GOAL
Retype the passage of the Netherlands kenpo video thread below between "## donald (Nov" and "(Dec 5, 2006)", inclusive.

# Some more video from the Netherlands



## nlkenpo (Oct 16, 2006)

All these were made at a regional annual all style tournament in Utrecht, the Netherlands.

Self defense techniques:




Weapons form




Selfdefense techniques involving weapons




Form 6




 
Comments always welcome of course!!

Marcel


----------



## donald (Nov 30, 2006)

Just flowing from tek to tek was awemazing. I think you guys are really on to something! If I may be so bold as to throw a possible tag onto what you have done. The results of, wait for it , wait for it... PRACTICE!!! What do you think? You guys could travel the globe presenting your skills, and this premise. Could be quite monetarily fufilling!!! Ah go on think about it, and if your interested. Please, give me a ring. Really, I hope you guys had as much fun demonstrating it, as it was to watch.

1stJohn1:9


----------



## nlkenpo (Dec 5, 2006)

Thanks for your comment. Although I like to travel the globe doing Kenpo, it's always for training with other people and not (yet) so much for demonstrating and/or earning money. Untill now it only costs money LOL.

Hope to meet you sometime, although I wouldn't know whether Ohio would make an interesting travel destination.:mst: 

Bye,
Marcel


----------

SUPPLIED MATERIAL
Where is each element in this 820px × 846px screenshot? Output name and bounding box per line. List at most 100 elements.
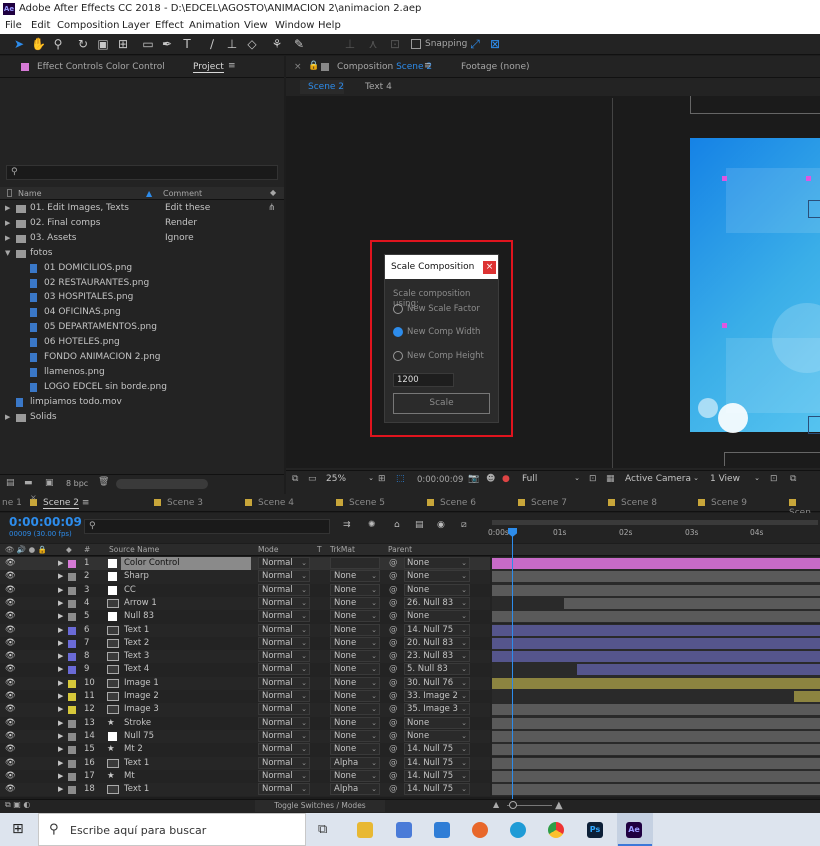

TASK RESULT
## donald (Nov 30, 2006)

Just flowing from tek to tek was awemazing. I think you guys are really on to something! If I may be so bold as to throw a possible tag onto what you have done. The results of, wait for it , wait for it... PRACTICE!!! What do you think? You guys could travel the globe presenting your skills, and this premise. Could be quite monetarily fufilling!!! Ah go on think about it, and if your interested. Please, give me a ring. Really, I hope you guys had as much fun demonstrating it, as it was to watch.

1stJohn1:9


----------



## nlkenpo (Dec 5, 2006)